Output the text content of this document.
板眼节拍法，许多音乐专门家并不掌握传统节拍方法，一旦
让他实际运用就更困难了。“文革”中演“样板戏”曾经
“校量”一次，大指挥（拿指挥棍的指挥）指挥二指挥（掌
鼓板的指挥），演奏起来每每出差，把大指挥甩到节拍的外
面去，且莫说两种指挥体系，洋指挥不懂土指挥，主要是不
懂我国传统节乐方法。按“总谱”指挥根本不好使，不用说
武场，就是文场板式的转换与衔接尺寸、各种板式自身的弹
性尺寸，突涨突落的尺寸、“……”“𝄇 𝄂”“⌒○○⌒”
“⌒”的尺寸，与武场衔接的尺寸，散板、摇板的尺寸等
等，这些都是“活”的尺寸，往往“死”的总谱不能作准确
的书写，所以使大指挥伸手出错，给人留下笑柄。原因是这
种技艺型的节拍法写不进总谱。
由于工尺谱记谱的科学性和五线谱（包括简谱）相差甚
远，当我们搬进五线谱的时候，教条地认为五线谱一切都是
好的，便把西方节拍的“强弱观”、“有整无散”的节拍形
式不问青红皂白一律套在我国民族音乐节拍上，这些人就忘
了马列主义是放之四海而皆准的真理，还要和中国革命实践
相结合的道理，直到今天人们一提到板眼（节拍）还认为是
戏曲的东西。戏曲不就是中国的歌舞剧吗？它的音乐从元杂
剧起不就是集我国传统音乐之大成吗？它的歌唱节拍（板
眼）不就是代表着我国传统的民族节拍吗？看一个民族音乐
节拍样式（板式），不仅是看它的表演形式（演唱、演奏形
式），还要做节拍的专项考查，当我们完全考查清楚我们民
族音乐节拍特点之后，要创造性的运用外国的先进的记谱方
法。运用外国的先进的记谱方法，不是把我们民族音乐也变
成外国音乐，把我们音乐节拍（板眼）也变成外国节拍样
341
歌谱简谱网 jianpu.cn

—————

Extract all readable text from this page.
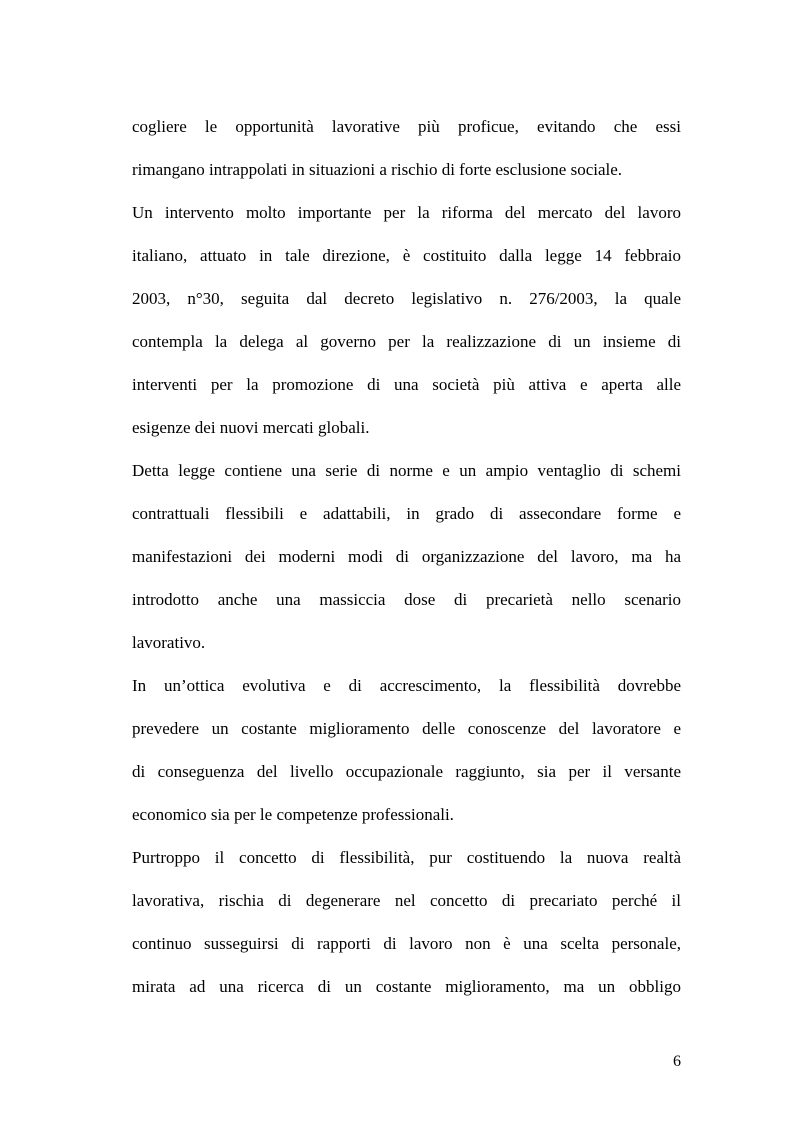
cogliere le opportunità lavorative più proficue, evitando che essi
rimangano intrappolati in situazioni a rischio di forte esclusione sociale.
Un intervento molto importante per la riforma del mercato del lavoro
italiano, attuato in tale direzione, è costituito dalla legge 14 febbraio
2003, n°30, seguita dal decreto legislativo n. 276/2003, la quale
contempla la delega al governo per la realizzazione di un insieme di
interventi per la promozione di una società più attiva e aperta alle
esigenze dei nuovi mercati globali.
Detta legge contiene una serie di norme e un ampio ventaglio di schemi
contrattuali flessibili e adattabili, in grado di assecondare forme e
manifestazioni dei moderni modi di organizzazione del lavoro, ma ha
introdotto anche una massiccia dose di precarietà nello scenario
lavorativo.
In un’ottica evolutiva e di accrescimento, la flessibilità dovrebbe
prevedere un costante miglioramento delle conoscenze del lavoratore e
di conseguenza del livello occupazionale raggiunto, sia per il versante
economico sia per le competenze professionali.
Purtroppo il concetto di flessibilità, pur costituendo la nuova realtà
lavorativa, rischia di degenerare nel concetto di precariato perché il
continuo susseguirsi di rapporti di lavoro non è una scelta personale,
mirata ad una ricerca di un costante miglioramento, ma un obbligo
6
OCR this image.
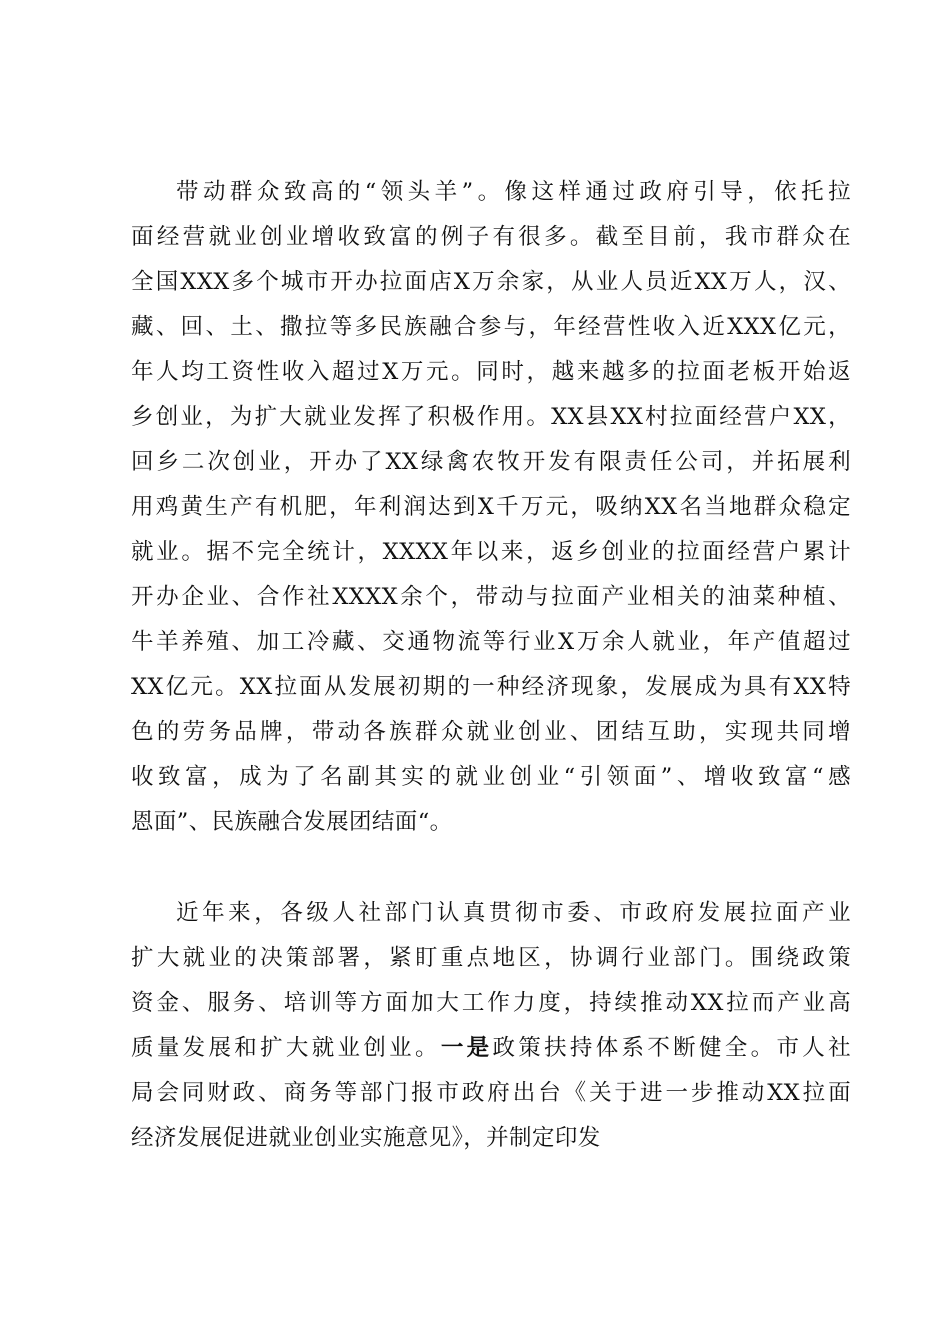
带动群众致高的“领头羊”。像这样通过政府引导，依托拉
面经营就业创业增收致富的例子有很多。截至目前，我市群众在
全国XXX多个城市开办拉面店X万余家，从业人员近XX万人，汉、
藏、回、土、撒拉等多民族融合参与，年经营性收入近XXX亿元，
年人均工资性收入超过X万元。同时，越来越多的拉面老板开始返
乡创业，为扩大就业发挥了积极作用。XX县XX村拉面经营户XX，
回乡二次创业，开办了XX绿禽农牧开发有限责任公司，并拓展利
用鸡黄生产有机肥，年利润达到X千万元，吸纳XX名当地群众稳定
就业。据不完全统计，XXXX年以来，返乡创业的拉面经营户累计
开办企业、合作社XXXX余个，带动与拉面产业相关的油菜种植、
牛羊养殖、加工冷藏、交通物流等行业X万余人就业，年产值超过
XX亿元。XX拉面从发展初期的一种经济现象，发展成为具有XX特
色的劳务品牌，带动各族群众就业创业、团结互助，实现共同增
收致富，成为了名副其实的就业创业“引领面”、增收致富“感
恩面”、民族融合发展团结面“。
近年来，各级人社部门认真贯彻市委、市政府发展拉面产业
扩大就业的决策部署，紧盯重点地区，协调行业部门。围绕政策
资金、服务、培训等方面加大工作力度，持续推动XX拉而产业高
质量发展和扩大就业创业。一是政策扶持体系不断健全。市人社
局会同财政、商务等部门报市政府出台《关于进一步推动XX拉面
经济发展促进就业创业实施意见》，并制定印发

—————

◆ Short exercise
Within the data above, count the lines that contain the string "legge"; the reply is the number alone.

◆ Solution for this problem
2